↓

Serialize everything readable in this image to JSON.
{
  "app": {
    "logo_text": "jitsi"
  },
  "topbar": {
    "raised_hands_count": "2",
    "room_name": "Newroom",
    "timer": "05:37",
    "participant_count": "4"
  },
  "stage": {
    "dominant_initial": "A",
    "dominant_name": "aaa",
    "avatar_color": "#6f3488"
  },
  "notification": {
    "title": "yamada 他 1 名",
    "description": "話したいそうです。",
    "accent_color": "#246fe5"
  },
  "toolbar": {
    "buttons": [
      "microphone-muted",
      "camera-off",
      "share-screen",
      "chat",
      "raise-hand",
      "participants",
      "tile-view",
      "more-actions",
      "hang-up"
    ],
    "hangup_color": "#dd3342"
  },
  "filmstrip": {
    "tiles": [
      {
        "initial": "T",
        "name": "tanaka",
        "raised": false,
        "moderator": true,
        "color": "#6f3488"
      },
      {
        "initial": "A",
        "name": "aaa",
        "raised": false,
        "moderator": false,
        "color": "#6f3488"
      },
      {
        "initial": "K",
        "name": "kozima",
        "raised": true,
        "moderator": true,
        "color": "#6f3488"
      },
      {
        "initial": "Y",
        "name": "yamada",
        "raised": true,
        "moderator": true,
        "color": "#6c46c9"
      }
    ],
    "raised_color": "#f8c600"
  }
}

↑

◆ TASK DESCRIPTION ◆
Print out every record again, exactly and in full.

◆ ANSWER TO THE EXERCISE ◆
Serialize everything readable in this image to JSON.
{
  "app": {
    "logo_text": "jitsi"
  },
  "topbar": {
    "raised_hands_count": "2",
    "room_name": "Newroom",
    "timer": "05:37",
    "participant_count": "4"
  },
  "stage": {
    "dominant_initial": "A",
    "dominant_name": "aaa",
    "avatar_color": "#6f3488"
  },
  "notification": {
    "title": "yamada 他 1 名",
    "description": "話したいそうです。",
    "accent_color": "#246fe5"
  },
  "toolbar": {
    "buttons": [
      "microphone-muted",
      "camera-off",
      "share-screen",
      "chat",
      "raise-hand",
      "participants",
      "tile-view",
      "more-actions",
      "hang-up"
    ],
    "hangup_color": "#dd3342"
  },
  "filmstrip": {
    "tiles": [
      {
        "initial": "T",
        "name": "tanaka",
        "raised": false,
        "moderator": true,
        "color": "#6f3488"
      },
      {
        "initial": "A",
        "name": "aaa",
        "raised": false,
        "moderator": false,
        "color": "#6f3488"
      },
      {
        "initial": "K",
        "name": "kozima",
        "raised": true,
        "moderator": true,
        "color": "#6f3488"
      },
      {
        "initial": "Y",
        "name": "yamada",
        "raised": true,
        "moderator": true,
        "color": "#6c46c9"
      }
    ],
    "raised_color": "#f8c600"
  }
}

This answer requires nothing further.